***** Records *****

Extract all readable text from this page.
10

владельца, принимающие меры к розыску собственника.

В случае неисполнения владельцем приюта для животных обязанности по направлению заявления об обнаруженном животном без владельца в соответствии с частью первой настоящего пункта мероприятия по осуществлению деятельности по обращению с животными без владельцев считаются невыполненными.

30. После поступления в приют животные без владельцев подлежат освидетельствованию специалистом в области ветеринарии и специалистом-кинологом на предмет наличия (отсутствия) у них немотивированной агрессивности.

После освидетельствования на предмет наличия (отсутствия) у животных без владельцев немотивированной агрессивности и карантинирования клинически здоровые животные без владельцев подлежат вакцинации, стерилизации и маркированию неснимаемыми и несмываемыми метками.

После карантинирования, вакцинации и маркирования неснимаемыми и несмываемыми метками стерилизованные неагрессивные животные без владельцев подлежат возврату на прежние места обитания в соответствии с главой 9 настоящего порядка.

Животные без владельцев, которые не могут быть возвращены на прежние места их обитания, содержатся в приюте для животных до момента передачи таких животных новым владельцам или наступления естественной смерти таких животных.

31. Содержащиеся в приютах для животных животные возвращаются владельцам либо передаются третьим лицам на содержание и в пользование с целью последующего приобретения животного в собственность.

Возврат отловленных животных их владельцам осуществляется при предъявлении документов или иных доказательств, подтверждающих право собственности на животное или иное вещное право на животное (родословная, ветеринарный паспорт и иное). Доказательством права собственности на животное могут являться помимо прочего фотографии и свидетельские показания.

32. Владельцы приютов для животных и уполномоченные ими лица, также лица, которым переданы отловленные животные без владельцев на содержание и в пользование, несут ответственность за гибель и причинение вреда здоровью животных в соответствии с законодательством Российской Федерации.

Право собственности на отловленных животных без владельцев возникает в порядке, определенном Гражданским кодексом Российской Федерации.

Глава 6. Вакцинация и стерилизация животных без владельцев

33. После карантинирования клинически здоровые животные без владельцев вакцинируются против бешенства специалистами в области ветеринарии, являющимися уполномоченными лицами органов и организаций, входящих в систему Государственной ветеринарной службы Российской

*****

## Task brief
Copy each record from above exactly, and include every line.

## Solved exercise
Extract all readable text from this page.
10

владельца, принимающие меры к розыску собственника.

В случае неисполнения владельцем приюта для животных обязанности по направлению заявления об обнаруженном животном без владельца в соответствии с частью первой настоящего пункта мероприятия по осуществлению деятельности по обращению с животными без владельцев считаются невыполненными.

30. После поступления в приют животные без владельцев подлежат освидетельствованию специалистом в области ветеринарии и специалистом-кинологом на предмет наличия (отсутствия) у них немотивированной агрессивности.

После освидетельствования на предмет наличия (отсутствия) у животных без владельцев немотивированной агрессивности и карантинирования клинически здоровые животные без владельцев подлежат вакцинации, стерилизации и маркированию неснимаемыми и несмываемыми метками.

После карантинирования, вакцинации и маркирования неснимаемыми и несмываемыми метками стерилизованные неагрессивные животные без владельцев подлежат возврату на прежние места обитания в соответствии с главой 9 настоящего порядка.

Животные без владельцев, которые не могут быть возвращены на прежние места их обитания, содержатся в приюте для животных до момента передачи таких животных новым владельцам или наступления естественной смерти таких животных.

31. Содержащиеся в приютах для животных животные возвращаются владельцам либо передаются третьим лицам на содержание и в пользование с целью последующего приобретения животного в собственность.

Возврат отловленных животных их владельцам осуществляется при предъявлении документов или иных доказательств, подтверждающих право собственности на животное или иное вещное право на животное (родословная, ветеринарный паспорт и иное). Доказательством права собственности на животное могут являться помимо прочего фотографии и свидетельские показания.

32. Владельцы приютов для животных и уполномоченные ими лица, также лица, которым переданы отловленные животные без владельцев на содержание и в пользование, несут ответственность за гибель и причинение вреда здоровью животных в соответствии с законодательством Российской Федерации.

Право собственности на отловленных животных без владельцев возникает в порядке, определенном Гражданским кодексом Российской Федерации.

Глава 6. Вакцинация и стерилизация животных без владельцев

33. После карантинирования клинически здоровые животные без владельцев вакцинируются против бешенства специалистами в области ветеринарии, являющимися уполномоченными лицами органов и организаций, входящих в систему Государственной ветеринарной службы Российской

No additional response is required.